* [ENTRIES]

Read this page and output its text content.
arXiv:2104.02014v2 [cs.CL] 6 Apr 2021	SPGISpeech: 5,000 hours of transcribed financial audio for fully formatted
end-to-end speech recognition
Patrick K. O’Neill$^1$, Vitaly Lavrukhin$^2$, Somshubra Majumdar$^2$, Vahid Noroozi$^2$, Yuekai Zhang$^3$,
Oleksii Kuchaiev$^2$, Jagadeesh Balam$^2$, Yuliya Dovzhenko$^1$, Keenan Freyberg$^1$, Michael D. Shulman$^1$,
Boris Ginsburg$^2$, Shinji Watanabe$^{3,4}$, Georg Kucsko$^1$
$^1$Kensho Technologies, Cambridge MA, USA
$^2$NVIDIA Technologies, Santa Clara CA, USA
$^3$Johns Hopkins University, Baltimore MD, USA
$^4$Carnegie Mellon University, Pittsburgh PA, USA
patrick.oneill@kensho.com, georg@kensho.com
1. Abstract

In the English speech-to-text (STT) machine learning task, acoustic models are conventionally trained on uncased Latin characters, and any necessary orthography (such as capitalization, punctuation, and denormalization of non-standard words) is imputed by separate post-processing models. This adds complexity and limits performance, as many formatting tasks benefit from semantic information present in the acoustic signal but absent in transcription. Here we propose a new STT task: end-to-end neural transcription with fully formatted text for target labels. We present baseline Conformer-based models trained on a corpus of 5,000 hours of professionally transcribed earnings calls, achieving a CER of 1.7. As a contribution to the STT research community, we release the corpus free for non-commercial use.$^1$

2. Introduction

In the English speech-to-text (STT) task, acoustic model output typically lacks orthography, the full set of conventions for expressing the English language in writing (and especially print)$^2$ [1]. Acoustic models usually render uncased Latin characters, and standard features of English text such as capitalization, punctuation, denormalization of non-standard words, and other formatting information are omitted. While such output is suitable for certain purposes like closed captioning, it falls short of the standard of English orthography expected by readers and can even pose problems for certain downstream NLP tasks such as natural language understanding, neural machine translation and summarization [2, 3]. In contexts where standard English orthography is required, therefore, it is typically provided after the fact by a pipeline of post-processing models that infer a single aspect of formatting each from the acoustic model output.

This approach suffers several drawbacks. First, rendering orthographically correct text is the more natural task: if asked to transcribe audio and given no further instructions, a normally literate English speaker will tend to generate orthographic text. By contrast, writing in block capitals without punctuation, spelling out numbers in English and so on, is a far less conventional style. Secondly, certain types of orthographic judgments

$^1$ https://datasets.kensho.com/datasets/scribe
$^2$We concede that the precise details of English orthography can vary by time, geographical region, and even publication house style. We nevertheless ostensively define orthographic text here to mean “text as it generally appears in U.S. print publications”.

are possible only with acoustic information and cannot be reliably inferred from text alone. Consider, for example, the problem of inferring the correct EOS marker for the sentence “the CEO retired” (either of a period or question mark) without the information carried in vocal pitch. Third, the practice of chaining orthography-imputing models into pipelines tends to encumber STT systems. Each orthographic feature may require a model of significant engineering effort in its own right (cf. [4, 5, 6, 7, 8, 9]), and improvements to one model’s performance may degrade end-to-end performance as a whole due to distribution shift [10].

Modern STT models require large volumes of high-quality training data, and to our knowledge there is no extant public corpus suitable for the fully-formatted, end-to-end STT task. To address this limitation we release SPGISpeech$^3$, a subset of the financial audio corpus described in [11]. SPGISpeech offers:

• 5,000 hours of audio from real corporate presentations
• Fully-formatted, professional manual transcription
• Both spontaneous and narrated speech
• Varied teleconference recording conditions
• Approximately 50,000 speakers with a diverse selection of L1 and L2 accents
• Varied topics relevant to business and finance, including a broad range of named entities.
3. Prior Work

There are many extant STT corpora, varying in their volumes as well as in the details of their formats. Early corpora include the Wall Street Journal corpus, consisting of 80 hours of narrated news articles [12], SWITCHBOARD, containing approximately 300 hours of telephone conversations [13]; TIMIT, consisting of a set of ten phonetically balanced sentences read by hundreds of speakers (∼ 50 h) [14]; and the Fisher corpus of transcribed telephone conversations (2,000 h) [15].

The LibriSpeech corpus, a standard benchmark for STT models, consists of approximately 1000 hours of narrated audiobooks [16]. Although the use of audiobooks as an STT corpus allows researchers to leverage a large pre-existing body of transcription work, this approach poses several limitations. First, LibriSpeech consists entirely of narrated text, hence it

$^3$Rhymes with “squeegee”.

--

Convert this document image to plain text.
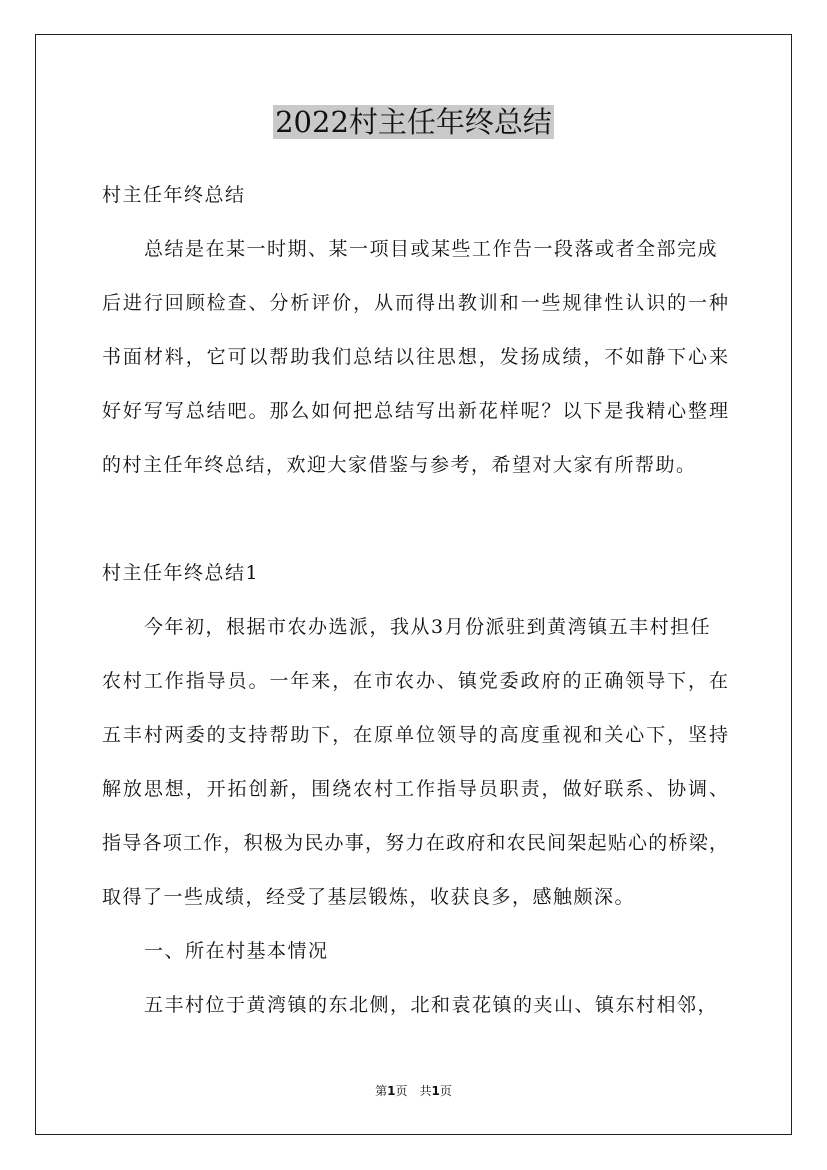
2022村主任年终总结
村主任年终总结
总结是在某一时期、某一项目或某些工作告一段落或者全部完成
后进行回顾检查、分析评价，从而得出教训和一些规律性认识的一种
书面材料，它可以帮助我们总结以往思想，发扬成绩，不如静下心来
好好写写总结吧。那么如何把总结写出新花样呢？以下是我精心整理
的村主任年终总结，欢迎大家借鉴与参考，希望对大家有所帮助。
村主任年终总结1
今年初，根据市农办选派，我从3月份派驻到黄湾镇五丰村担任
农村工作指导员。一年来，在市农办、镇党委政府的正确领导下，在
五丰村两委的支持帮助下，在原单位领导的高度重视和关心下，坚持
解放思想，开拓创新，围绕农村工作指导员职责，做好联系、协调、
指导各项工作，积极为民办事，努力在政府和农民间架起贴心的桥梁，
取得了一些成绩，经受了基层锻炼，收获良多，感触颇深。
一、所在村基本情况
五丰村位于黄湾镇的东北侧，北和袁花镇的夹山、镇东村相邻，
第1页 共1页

* [WRITTEN INSTRUCTION] Using the records above, gather all lines where the string "Varied" is present.

* [RESPONSE TO THIS EXERCISE]
• Varied teleconference recording conditions
• Varied topics relevant to business and finance, including a broad range of named entities.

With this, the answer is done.